┌─ Recorded information

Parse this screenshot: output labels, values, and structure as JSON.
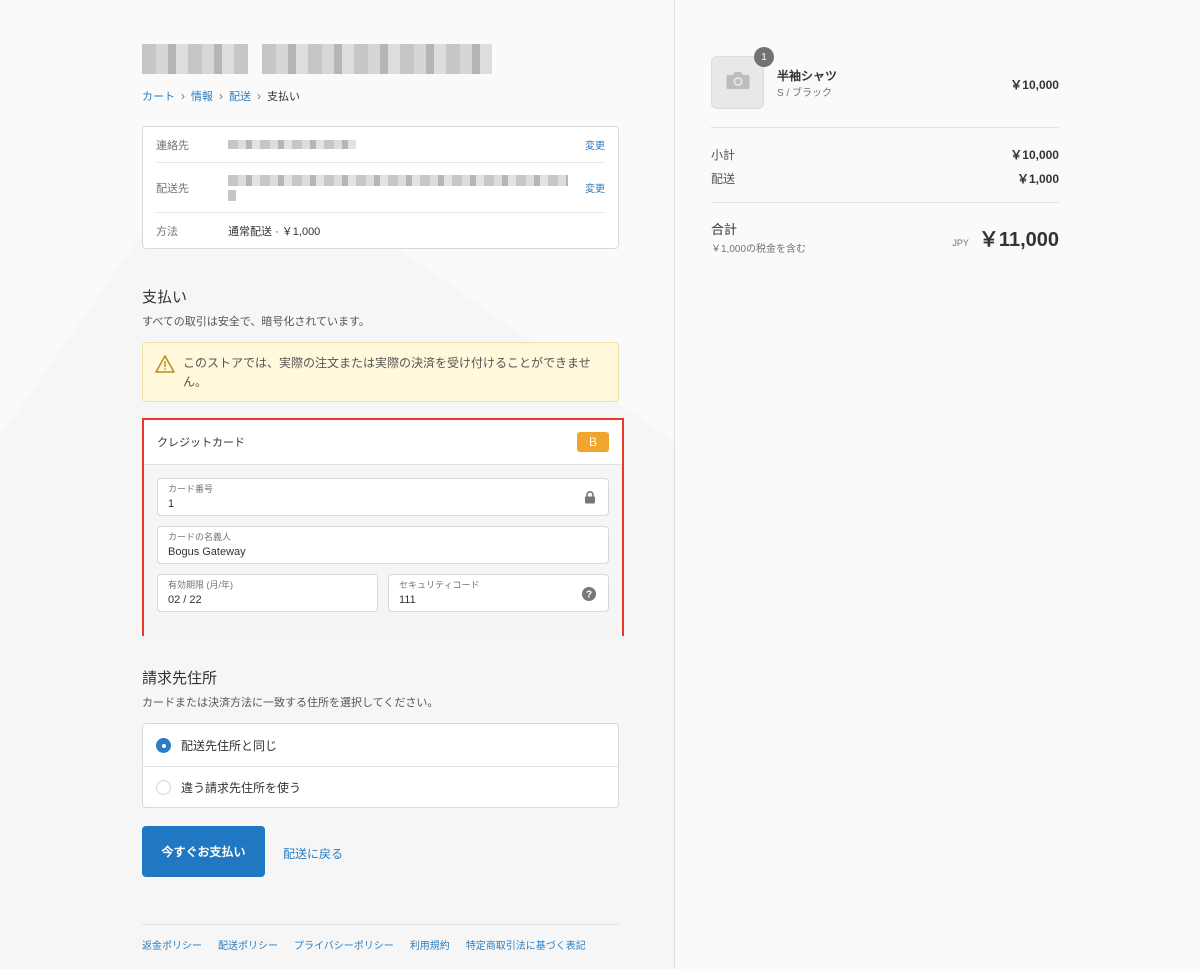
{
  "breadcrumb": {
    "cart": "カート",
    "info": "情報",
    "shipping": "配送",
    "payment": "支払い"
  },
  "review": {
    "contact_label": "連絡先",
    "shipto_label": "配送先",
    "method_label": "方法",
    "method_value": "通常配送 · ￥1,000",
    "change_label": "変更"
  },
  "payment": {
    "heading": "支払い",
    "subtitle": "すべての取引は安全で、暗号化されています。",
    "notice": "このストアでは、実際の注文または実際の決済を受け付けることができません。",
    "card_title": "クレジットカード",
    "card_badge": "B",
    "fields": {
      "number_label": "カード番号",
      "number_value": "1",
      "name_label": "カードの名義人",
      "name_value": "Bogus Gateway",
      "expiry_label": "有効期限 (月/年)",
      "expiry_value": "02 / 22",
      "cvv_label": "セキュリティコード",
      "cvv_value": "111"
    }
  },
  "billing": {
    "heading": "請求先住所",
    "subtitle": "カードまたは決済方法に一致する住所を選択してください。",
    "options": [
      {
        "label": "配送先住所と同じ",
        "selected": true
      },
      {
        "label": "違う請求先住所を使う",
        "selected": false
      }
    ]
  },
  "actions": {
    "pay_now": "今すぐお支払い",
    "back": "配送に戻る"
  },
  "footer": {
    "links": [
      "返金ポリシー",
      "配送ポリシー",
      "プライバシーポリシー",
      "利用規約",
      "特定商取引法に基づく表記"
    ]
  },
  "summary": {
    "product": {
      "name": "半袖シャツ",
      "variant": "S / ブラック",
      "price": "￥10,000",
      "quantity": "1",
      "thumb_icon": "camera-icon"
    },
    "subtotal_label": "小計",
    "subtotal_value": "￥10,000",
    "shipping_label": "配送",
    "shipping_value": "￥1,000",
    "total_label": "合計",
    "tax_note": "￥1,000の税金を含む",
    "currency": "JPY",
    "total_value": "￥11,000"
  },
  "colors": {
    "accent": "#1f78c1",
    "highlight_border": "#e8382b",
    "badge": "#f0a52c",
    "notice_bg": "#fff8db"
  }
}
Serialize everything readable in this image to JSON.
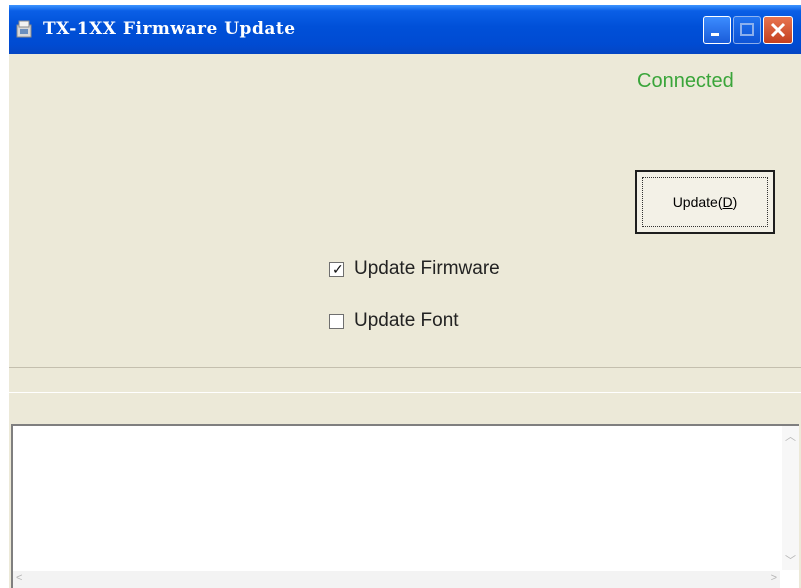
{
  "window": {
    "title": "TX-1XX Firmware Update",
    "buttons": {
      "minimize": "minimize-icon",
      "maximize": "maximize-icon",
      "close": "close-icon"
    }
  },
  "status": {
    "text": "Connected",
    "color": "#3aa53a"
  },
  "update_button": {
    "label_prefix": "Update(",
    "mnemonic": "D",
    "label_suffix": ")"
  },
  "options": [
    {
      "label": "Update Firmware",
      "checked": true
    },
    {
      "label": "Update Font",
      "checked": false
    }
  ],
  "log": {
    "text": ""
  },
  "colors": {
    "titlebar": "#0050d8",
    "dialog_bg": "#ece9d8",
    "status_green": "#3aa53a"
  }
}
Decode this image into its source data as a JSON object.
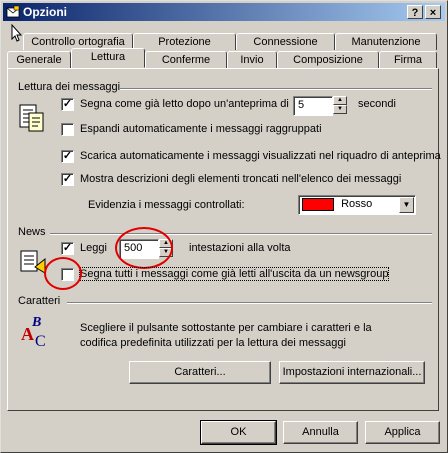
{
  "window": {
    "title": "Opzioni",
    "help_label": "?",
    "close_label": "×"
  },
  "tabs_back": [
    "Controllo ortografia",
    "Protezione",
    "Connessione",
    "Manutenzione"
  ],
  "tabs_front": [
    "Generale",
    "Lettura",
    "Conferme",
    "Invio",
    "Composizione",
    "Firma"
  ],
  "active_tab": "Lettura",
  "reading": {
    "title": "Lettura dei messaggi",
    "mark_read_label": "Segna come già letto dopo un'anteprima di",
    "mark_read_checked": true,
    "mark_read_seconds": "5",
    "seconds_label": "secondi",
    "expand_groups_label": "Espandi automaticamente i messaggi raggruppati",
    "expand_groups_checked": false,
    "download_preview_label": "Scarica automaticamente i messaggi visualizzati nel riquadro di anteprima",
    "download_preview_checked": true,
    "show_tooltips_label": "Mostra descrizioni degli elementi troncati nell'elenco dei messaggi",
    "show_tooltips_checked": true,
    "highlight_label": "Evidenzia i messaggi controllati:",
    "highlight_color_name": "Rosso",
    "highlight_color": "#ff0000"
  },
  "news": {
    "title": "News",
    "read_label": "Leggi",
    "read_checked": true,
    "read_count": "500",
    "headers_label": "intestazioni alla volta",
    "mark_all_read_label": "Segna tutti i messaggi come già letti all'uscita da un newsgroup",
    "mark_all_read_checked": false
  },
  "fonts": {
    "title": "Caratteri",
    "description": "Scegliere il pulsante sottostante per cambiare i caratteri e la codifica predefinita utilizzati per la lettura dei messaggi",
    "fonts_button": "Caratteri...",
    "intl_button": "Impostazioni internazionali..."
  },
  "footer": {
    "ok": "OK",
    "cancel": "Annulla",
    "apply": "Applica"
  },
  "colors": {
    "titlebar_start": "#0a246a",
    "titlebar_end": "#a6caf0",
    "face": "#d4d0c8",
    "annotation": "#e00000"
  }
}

└─

From the data above, copy each line that holds "JSON".

• Answer in full
Parse this screenshot: output labels, values, and structure as JSON.
Serialize everything readable in this image to JSON.
Decode this image into its source data as a JSON object.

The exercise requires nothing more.